● **What you have to do**: Write out each record below exactly as it appears, with no pictures.

%%

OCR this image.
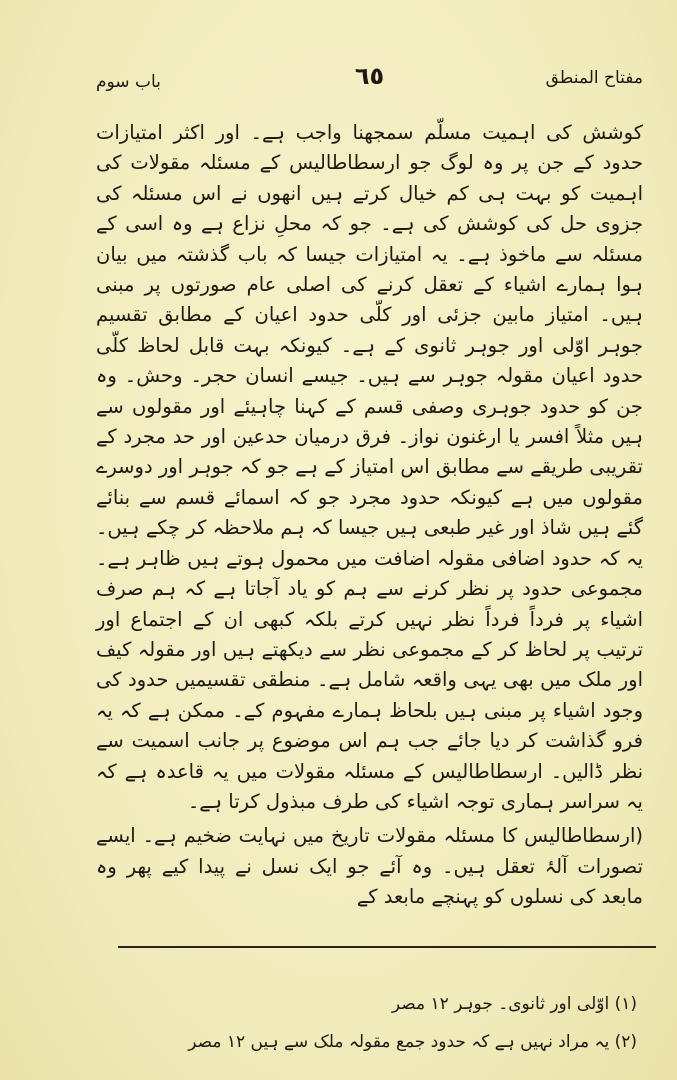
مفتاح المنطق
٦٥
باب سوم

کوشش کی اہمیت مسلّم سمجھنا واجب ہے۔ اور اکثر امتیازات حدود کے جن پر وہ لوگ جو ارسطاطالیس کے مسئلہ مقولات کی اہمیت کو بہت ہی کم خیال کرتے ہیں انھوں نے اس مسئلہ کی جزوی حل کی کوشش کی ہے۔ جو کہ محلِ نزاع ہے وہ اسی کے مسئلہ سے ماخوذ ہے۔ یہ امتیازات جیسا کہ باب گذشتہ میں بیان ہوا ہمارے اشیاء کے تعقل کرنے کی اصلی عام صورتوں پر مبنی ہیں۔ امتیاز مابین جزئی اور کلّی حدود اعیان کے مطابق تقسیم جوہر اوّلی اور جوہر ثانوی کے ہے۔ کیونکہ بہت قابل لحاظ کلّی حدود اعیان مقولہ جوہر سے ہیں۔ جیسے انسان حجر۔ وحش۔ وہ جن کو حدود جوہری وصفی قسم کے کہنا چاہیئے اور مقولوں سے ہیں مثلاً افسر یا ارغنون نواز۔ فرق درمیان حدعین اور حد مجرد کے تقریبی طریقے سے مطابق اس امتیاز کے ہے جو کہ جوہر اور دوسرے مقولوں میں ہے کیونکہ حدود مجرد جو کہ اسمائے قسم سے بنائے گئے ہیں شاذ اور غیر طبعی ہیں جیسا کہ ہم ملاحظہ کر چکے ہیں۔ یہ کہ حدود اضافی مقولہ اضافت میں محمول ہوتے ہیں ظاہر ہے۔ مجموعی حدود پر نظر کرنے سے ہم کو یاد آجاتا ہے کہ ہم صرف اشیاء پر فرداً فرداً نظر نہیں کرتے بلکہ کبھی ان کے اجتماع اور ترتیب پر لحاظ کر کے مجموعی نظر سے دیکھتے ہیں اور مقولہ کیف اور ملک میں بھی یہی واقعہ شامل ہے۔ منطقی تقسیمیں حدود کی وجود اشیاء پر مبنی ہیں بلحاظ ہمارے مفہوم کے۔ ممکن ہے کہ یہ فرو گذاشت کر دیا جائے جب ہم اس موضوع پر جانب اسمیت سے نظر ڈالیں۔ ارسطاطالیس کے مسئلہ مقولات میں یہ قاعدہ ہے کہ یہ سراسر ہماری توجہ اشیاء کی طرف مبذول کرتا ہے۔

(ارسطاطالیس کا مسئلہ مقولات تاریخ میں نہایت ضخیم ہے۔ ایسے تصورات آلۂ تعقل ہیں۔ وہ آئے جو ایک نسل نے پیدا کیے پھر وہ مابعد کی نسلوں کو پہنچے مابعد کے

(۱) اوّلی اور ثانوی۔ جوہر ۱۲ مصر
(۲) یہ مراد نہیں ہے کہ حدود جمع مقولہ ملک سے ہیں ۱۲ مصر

%%

● **Answer**:
OCR this image.
مفتاح المنطق
٦٥
باب سوم

کوشش کی اہمیت مسلّم سمجھنا واجب ہے۔ اور اکثر امتیازات حدود کے جن پر وہ لوگ جو ارسطاطالیس کے مسئلہ مقولات کی اہمیت کو بہت ہی کم خیال کرتے ہیں انھوں نے اس مسئلہ کی جزوی حل کی کوشش کی ہے۔ جو کہ محلِ نزاع ہے وہ اسی کے مسئلہ سے ماخوذ ہے۔ یہ امتیازات جیسا کہ باب گذشتہ میں بیان ہوا ہمارے اشیاء کے تعقل کرنے کی اصلی عام صورتوں پر مبنی ہیں۔ امتیاز مابین جزئی اور کلّی حدود اعیان کے مطابق تقسیم جوہر اوّلی اور جوہر ثانوی کے ہے۔ کیونکہ بہت قابل لحاظ کلّی حدود اعیان مقولہ جوہر سے ہیں۔ جیسے انسان حجر۔ وحش۔ وہ جن کو حدود جوہری وصفی قسم کے کہنا چاہیئے اور مقولوں سے ہیں مثلاً افسر یا ارغنون نواز۔ فرق درمیان حدعین اور حد مجرد کے تقریبی طریقے سے مطابق اس امتیاز کے ہے جو کہ جوہر اور دوسرے مقولوں میں ہے کیونکہ حدود مجرد جو کہ اسمائے قسم سے بنائے گئے ہیں شاذ اور غیر طبعی ہیں جیسا کہ ہم ملاحظہ کر چکے ہیں۔ یہ کہ حدود اضافی مقولہ اضافت میں محمول ہوتے ہیں ظاہر ہے۔ مجموعی حدود پر نظر کرنے سے ہم کو یاد آجاتا ہے کہ ہم صرف اشیاء پر فرداً فرداً نظر نہیں کرتے بلکہ کبھی ان کے اجتماع اور ترتیب پر لحاظ کر کے مجموعی نظر سے دیکھتے ہیں اور مقولہ کیف اور ملک میں بھی یہی واقعہ شامل ہے۔ منطقی تقسیمیں حدود کی وجود اشیاء پر مبنی ہیں بلحاظ ہمارے مفہوم کے۔ ممکن ہے کہ یہ فرو گذاشت کر دیا جائے جب ہم اس موضوع پر جانب اسمیت سے نظر ڈالیں۔ ارسطاطالیس کے مسئلہ مقولات میں یہ قاعدہ ہے کہ یہ سراسر ہماری توجہ اشیاء کی طرف مبذول کرتا ہے۔

(ارسطاطالیس کا مسئلہ مقولات تاریخ میں نہایت ضخیم ہے۔ ایسے تصورات آلۂ تعقل ہیں۔ وہ آئے جو ایک نسل نے پیدا کیے پھر وہ مابعد کی نسلوں کو پہنچے مابعد کے

(۱) اوّلی اور ثانوی۔ جوہر ۱۲ مصر
(۲) یہ مراد نہیں ہے کہ حدود جمع مقولہ ملک سے ہیں ۱۲ مصر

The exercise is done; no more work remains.